▶ [Directions for this task] Exactly reproduce each record listed below.

▶ [Data provided]
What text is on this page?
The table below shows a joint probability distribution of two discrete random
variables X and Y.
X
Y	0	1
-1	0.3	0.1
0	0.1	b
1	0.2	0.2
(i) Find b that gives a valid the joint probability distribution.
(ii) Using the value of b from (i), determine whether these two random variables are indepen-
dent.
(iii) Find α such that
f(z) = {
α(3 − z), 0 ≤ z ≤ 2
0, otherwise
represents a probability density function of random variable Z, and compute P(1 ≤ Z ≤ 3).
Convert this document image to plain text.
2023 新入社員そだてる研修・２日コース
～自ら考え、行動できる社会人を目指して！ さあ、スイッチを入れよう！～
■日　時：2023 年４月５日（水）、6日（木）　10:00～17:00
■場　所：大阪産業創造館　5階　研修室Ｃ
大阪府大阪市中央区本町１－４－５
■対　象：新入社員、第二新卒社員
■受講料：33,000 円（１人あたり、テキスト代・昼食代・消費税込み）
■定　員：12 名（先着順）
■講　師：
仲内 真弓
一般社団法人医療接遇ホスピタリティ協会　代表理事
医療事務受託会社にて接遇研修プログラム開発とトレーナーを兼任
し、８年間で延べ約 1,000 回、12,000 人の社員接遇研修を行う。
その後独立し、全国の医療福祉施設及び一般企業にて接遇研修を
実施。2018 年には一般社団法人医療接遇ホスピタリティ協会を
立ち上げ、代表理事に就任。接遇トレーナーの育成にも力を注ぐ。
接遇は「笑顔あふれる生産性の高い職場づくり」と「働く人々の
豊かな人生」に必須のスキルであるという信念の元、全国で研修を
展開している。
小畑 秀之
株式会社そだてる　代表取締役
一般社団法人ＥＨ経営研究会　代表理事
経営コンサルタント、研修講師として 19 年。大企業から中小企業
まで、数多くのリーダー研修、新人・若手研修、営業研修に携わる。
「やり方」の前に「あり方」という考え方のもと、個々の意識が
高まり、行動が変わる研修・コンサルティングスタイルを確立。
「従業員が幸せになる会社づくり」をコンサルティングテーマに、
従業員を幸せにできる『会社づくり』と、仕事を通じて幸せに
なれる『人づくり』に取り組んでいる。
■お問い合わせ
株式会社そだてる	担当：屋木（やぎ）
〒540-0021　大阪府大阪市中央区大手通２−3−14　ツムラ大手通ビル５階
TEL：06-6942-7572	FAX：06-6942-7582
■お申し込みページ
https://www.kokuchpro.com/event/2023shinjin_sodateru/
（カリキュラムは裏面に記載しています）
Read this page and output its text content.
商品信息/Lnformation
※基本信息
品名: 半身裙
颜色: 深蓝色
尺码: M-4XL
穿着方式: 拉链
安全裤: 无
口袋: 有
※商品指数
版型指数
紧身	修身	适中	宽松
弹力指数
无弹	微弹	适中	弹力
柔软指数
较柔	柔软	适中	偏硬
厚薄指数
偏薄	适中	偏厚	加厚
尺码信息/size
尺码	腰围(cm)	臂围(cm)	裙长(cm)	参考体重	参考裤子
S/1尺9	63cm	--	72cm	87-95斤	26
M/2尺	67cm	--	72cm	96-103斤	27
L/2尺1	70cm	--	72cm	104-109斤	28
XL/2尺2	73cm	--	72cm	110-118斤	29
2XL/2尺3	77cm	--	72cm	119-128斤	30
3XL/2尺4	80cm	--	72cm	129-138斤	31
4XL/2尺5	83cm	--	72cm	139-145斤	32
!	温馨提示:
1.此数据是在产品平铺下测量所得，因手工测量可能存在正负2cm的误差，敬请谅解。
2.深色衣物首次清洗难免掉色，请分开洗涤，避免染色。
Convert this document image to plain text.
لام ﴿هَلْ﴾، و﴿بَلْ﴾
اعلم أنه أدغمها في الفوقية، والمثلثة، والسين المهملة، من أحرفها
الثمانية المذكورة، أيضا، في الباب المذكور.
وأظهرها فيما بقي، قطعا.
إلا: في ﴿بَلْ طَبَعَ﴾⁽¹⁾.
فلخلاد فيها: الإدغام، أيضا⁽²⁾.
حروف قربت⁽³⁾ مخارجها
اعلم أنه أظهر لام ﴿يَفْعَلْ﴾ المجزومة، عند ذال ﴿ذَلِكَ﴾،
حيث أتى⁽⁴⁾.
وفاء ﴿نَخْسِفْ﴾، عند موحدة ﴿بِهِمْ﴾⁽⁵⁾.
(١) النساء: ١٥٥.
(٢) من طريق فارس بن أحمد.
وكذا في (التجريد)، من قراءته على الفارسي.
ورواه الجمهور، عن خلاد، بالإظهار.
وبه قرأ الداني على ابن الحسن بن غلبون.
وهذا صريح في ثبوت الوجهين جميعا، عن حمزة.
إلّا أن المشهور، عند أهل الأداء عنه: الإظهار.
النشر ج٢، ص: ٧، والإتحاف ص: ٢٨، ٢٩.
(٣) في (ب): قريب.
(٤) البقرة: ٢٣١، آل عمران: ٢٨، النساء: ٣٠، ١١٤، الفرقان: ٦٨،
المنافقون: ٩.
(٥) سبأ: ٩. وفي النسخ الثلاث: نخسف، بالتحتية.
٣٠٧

▶ [Output below]
What text is on this page?
The table below shows a joint probability distribution of two discrete random
variables X and Y.
X
Y	0	1
-1	0.3	0.1
0	0.1	b
1	0.2	0.2
(i) Find b that gives a valid the joint probability distribution.
(ii) Using the value of b from (i), determine whether these two random variables are indepen-
dent.
(iii) Find α such that
f(z) = {
α(3 − z), 0 ≤ z ≤ 2
0, otherwise
represents a probability density function of random variable Z, and compute P(1 ≤ Z ≤ 3).
Convert this document image to plain text.
2023 新入社員そだてる研修・２日コース
～自ら考え、行動できる社会人を目指して！ さあ、スイッチを入れよう！～
■日　時：2023 年４月５日（水）、6日（木）　10:00～17:00
■場　所：大阪産業創造館　5階　研修室Ｃ
大阪府大阪市中央区本町１－４－５
■対　象：新入社員、第二新卒社員
■受講料：33,000 円（１人あたり、テキスト代・昼食代・消費税込み）
■定　員：12 名（先着順）
■講　師：
仲内 真弓
一般社団法人医療接遇ホスピタリティ協会　代表理事
医療事務受託会社にて接遇研修プログラム開発とトレーナーを兼任
し、８年間で延べ約 1,000 回、12,000 人の社員接遇研修を行う。
その後独立し、全国の医療福祉施設及び一般企業にて接遇研修を
実施。2018 年には一般社団法人医療接遇ホスピタリティ協会を
立ち上げ、代表理事に就任。接遇トレーナーの育成にも力を注ぐ。
接遇は「笑顔あふれる生産性の高い職場づくり」と「働く人々の
豊かな人生」に必須のスキルであるという信念の元、全国で研修を
展開している。
小畑 秀之
株式会社そだてる　代表取締役
一般社団法人ＥＨ経営研究会　代表理事
経営コンサルタント、研修講師として 19 年。大企業から中小企業
まで、数多くのリーダー研修、新人・若手研修、営業研修に携わる。
「やり方」の前に「あり方」という考え方のもと、個々の意識が
高まり、行動が変わる研修・コンサルティングスタイルを確立。
「従業員が幸せになる会社づくり」をコンサルティングテーマに、
従業員を幸せにできる『会社づくり』と、仕事を通じて幸せに
なれる『人づくり』に取り組んでいる。
■お問い合わせ
株式会社そだてる	担当：屋木（やぎ）
〒540-0021　大阪府大阪市中央区大手通２−3−14　ツムラ大手通ビル５階
TEL：06-6942-7572	FAX：06-6942-7582
■お申し込みページ
https://www.kokuchpro.com/event/2023shinjin_sodateru/
（カリキュラムは裏面に記載しています）
Read this page and output its text content.
商品信息/Lnformation
※基本信息
品名: 半身裙
颜色: 深蓝色
尺码: M-4XL
穿着方式: 拉链
安全裤: 无
口袋: 有
※商品指数
版型指数
紧身	修身	适中	宽松
弹力指数
无弹	微弹	适中	弹力
柔软指数
较柔	柔软	适中	偏硬
厚薄指数
偏薄	适中	偏厚	加厚
尺码信息/size
尺码	腰围(cm)	臂围(cm)	裙长(cm)	参考体重	参考裤子
S/1尺9	63cm	--	72cm	87-95斤	26
M/2尺	67cm	--	72cm	96-103斤	27
L/2尺1	70cm	--	72cm	104-109斤	28
XL/2尺2	73cm	--	72cm	110-118斤	29
2XL/2尺3	77cm	--	72cm	119-128斤	30
3XL/2尺4	80cm	--	72cm	129-138斤	31
4XL/2尺5	83cm	--	72cm	139-145斤	32
!	温馨提示:
1.此数据是在产品平铺下测量所得，因手工测量可能存在正负2cm的误差，敬请谅解。
2.深色衣物首次清洗难免掉色，请分开洗涤，避免染色。
Convert this document image to plain text.
لام ﴿هَلْ﴾، و﴿بَلْ﴾
اعلم أنه أدغمها في الفوقية، والمثلثة، والسين المهملة، من أحرفها
الثمانية المذكورة، أيضا، في الباب المذكور.
وأظهرها فيما بقي، قطعا.
إلا: في ﴿بَلْ طَبَعَ﴾⁽¹⁾.
فلخلاد فيها: الإدغام، أيضا⁽²⁾.
حروف قربت⁽³⁾ مخارجها
اعلم أنه أظهر لام ﴿يَفْعَلْ﴾ المجزومة، عند ذال ﴿ذَلِكَ﴾،
حيث أتى⁽⁴⁾.
وفاء ﴿نَخْسِفْ﴾، عند موحدة ﴿بِهِمْ﴾⁽⁵⁾.
(١) النساء: ١٥٥.
(٢) من طريق فارس بن أحمد.
وكذا في (التجريد)، من قراءته على الفارسي.
ورواه الجمهور، عن خلاد، بالإظهار.
وبه قرأ الداني على ابن الحسن بن غلبون.
وهذا صريح في ثبوت الوجهين جميعا، عن حمزة.
إلّا أن المشهور، عند أهل الأداء عنه: الإظهار.
النشر ج٢، ص: ٧، والإتحاف ص: ٢٨، ٢٩.
(٣) في (ب): قريب.
(٤) البقرة: ٢٣١، آل عمران: ٢٨، النساء: ٣٠، ١١٤، الفرقان: ٦٨،
المنافقون: ٩.
(٥) سبأ: ٩. وفي النسخ الثلاث: نخسف، بالتحتية.
٣٠٧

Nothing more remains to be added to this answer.